* _Exercise aim_: Leave the pictures out. Return all other data exactly.

* _Information provided_:
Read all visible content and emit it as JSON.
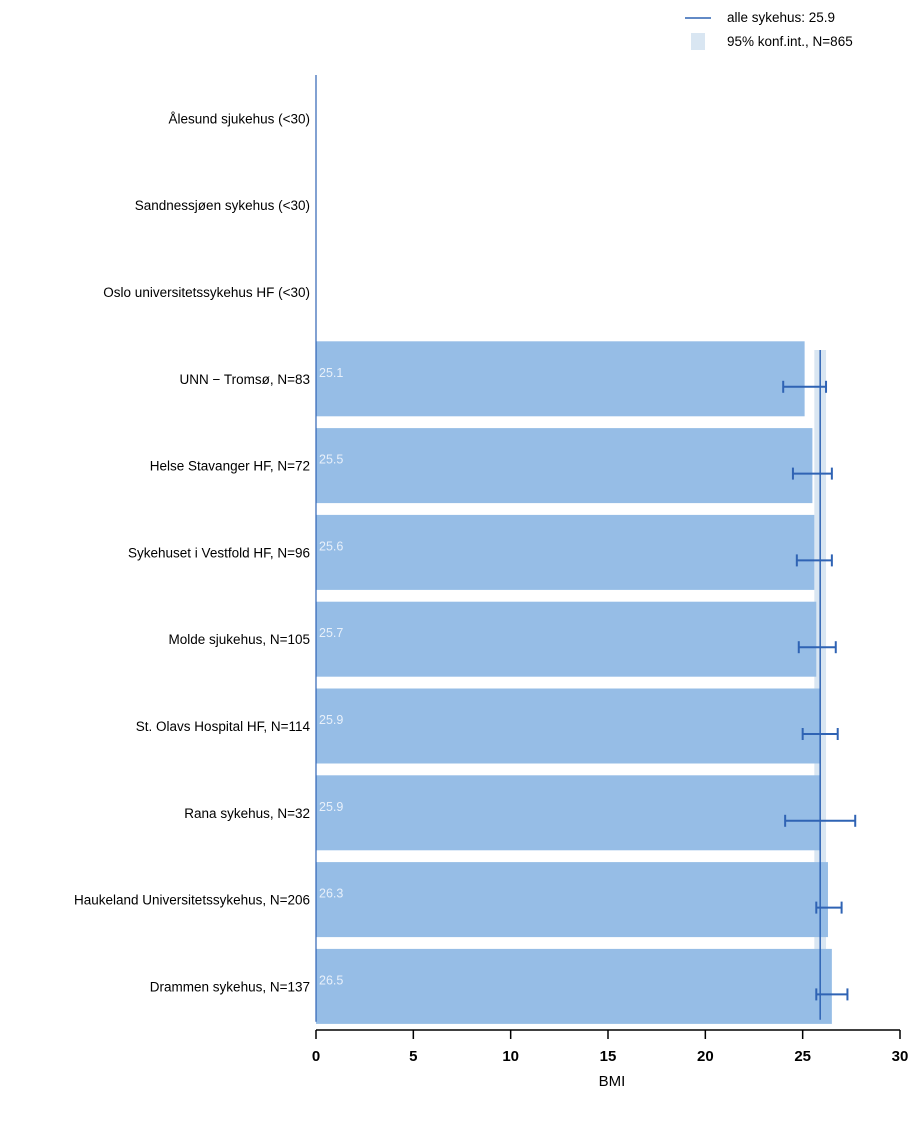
{
  "chart_data": {
    "type": "bar",
    "orientation": "horizontal",
    "categories": [
      "Ålesund sjukehus (<30)",
      "Sandnessjøen sykehus (<30)",
      "Oslo universitetssykehus HF (<30)",
      "UNN − Tromsø, N=83",
      "Helse Stavanger HF, N=72",
      "Sykehuset i Vestfold HF, N=96",
      "Molde sjukehus, N=105",
      "St. Olavs Hospital HF, N=114",
      "Rana sykehus, N=32",
      "Haukeland Universitetssykehus, N=206",
      "Drammen sykehus, N=137"
    ],
    "values": [
      null,
      null,
      null,
      25.1,
      25.5,
      25.6,
      25.7,
      25.9,
      25.9,
      26.3,
      26.5
    ],
    "value_labels": [
      "",
      "",
      "",
      "25.1",
      "25.5",
      "25.6",
      "25.7",
      "25.9",
      "25.9",
      "26.3",
      "26.5"
    ],
    "ci_low": [
      null,
      null,
      null,
      24.0,
      24.5,
      24.7,
      24.8,
      25.0,
      24.1,
      25.7,
      25.7
    ],
    "ci_high": [
      null,
      null,
      null,
      26.2,
      26.5,
      26.5,
      26.7,
      26.8,
      27.7,
      27.0,
      27.3
    ],
    "reference_line": {
      "value": 25.9,
      "label": "alle sykehus: 25.9"
    },
    "reference_band": {
      "low": 25.6,
      "high": 26.2,
      "label": "95% konf.int., N=865"
    },
    "xlabel": "BMI",
    "xlim": [
      0,
      30
    ],
    "xticks": [
      0,
      5,
      10,
      15,
      20,
      25,
      30
    ],
    "legend_position": "top-right",
    "colors": {
      "bar": "#96bde6",
      "band": "#d9e6f2",
      "line": "#2f63b4",
      "errorbar": "#2f63b4",
      "value_label": "#e8f0fa"
    }
  }
}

* _In response_:
Read all visible content and emit it as JSON.
{
  "chart_data": {
    "type": "bar",
    "orientation": "horizontal",
    "categories": [
      "Ålesund sjukehus (<30)",
      "Sandnessjøen sykehus (<30)",
      "Oslo universitetssykehus HF (<30)",
      "UNN − Tromsø, N=83",
      "Helse Stavanger HF, N=72",
      "Sykehuset i Vestfold HF, N=96",
      "Molde sjukehus, N=105",
      "St. Olavs Hospital HF, N=114",
      "Rana sykehus, N=32",
      "Haukeland Universitetssykehus, N=206",
      "Drammen sykehus, N=137"
    ],
    "values": [
      null,
      null,
      null,
      25.1,
      25.5,
      25.6,
      25.7,
      25.9,
      25.9,
      26.3,
      26.5
    ],
    "value_labels": [
      "",
      "",
      "",
      "25.1",
      "25.5",
      "25.6",
      "25.7",
      "25.9",
      "25.9",
      "26.3",
      "26.5"
    ],
    "ci_low": [
      null,
      null,
      null,
      24.0,
      24.5,
      24.7,
      24.8,
      25.0,
      24.1,
      25.7,
      25.7
    ],
    "ci_high": [
      null,
      null,
      null,
      26.2,
      26.5,
      26.5,
      26.7,
      26.8,
      27.7,
      27.0,
      27.3
    ],
    "reference_line": {
      "value": 25.9,
      "label": "alle sykehus: 25.9"
    },
    "reference_band": {
      "low": 25.6,
      "high": 26.2,
      "label": "95% konf.int., N=865"
    },
    "xlabel": "BMI",
    "xlim": [
      0,
      30
    ],
    "xticks": [
      0,
      5,
      10,
      15,
      20,
      25,
      30
    ],
    "legend_position": "top-right",
    "colors": {
      "bar": "#96bde6",
      "band": "#d9e6f2",
      "line": "#2f63b4",
      "errorbar": "#2f63b4",
      "value_label": "#e8f0fa"
    }
  }
}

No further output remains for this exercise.